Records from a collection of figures
==============================
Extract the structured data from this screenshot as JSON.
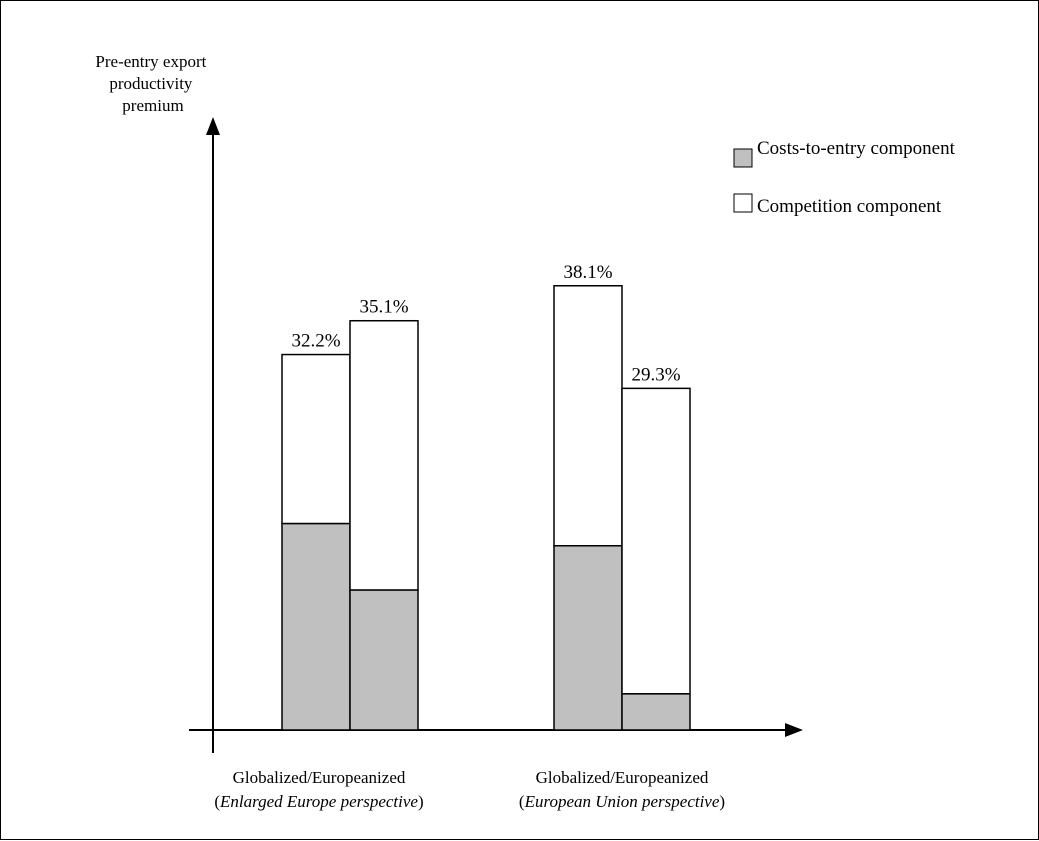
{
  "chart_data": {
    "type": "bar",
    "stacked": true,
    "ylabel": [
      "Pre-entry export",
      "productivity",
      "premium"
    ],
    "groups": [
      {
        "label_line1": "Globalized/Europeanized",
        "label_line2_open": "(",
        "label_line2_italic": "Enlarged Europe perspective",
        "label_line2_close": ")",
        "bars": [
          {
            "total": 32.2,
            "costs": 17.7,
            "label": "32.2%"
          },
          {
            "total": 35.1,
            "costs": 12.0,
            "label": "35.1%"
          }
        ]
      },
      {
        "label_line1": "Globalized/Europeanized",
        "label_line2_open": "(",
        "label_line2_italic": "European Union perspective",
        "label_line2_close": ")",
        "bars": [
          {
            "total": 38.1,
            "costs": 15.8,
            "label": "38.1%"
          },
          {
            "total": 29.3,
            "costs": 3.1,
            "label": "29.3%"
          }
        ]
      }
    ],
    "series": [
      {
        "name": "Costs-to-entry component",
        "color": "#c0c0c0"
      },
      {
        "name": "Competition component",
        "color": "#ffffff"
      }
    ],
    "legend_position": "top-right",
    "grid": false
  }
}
==============================
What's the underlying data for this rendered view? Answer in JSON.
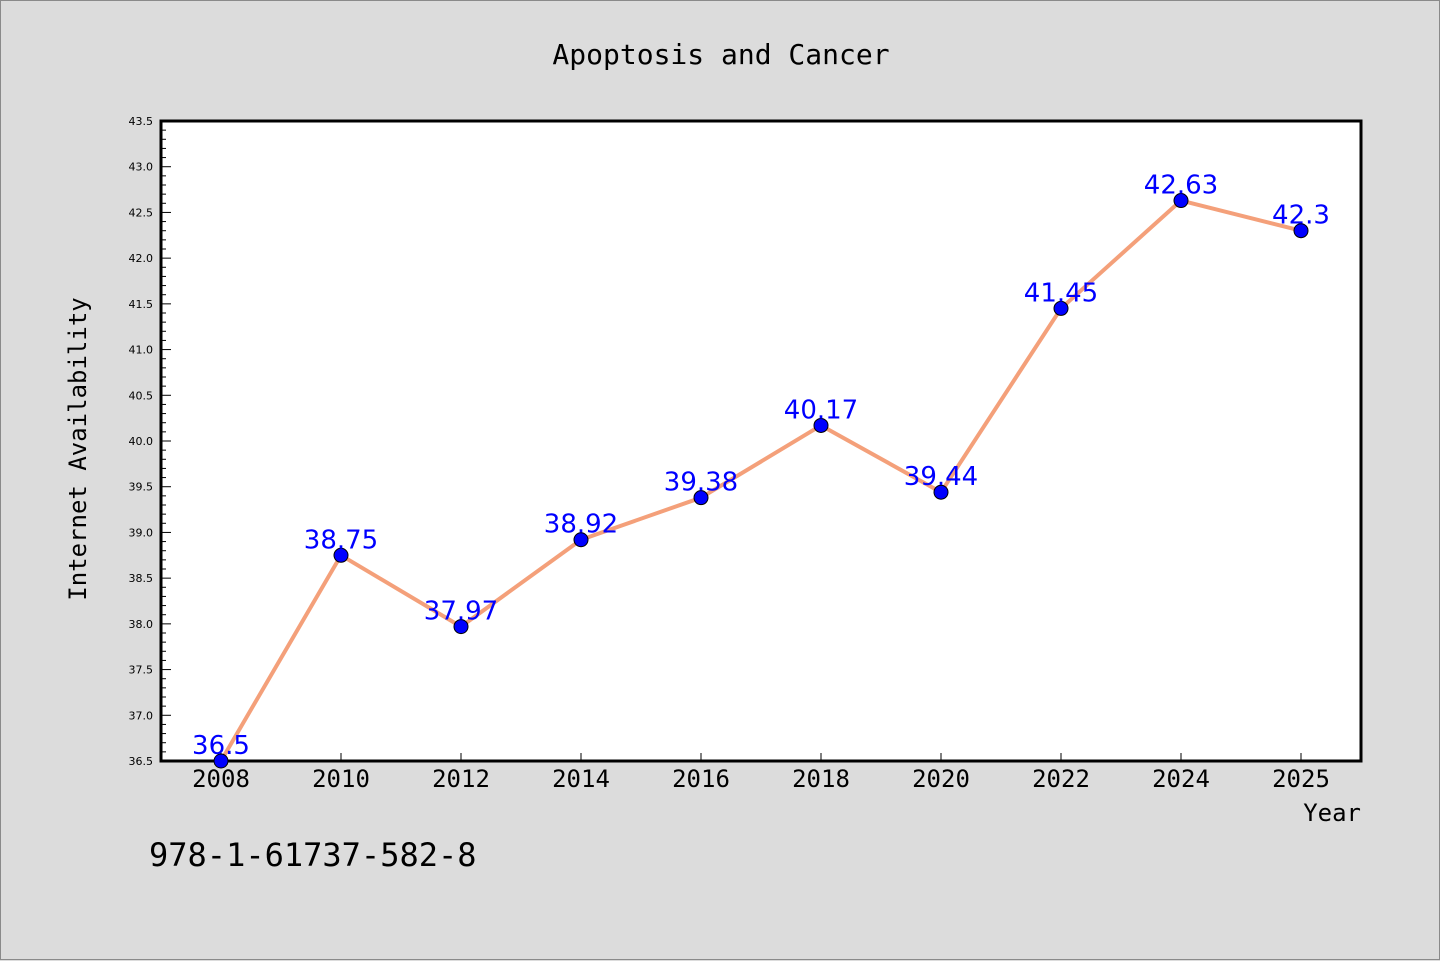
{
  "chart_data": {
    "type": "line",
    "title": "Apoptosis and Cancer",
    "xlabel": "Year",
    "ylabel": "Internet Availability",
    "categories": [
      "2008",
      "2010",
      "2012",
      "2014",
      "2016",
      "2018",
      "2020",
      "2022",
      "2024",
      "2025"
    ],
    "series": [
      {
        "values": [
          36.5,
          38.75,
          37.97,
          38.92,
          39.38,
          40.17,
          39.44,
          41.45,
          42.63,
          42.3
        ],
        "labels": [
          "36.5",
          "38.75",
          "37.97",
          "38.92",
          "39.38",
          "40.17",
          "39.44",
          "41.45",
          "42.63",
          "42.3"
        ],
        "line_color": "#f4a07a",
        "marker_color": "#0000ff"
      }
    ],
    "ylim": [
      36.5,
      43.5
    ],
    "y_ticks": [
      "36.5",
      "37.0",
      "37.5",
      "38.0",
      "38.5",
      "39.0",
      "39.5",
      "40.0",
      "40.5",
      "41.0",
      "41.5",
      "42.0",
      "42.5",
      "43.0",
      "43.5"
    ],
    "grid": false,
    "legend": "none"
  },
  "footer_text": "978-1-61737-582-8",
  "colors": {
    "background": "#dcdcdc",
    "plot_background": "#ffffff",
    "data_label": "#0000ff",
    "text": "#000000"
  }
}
==============================
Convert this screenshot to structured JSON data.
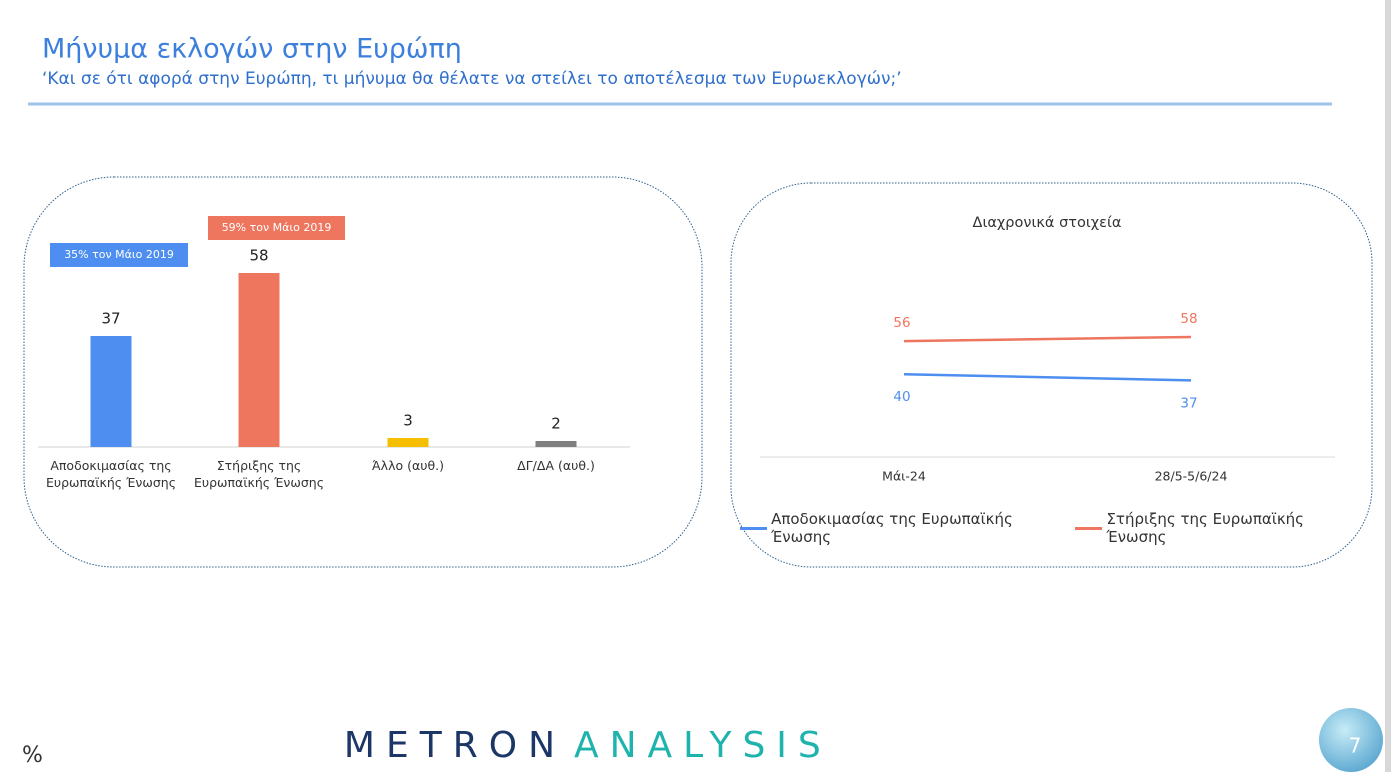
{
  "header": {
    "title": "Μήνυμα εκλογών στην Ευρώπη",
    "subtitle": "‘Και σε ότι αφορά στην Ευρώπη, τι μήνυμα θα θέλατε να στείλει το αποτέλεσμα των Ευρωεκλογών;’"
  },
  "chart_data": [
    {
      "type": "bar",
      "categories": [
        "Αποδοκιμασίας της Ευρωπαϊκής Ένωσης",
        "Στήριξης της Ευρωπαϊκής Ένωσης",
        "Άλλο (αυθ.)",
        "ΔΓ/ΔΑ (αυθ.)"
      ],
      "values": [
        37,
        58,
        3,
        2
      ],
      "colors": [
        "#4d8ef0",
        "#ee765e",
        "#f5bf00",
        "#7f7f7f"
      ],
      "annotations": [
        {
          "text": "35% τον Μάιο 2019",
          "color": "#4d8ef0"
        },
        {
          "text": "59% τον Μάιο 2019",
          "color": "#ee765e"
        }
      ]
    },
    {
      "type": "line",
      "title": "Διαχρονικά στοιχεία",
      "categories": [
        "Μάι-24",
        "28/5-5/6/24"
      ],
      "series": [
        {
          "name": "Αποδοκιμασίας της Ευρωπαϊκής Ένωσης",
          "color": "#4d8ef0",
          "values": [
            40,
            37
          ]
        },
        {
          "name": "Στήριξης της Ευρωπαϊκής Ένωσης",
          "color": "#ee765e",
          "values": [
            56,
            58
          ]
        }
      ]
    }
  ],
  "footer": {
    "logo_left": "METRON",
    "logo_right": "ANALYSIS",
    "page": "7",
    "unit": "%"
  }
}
==============================
* _GIVEN EXERCISE_
Tally how many lines of the material contain the word "Ευρωπαϊκής". The answer must be the number and nothing else.

* _SOLUTION TO THIS TASK_
4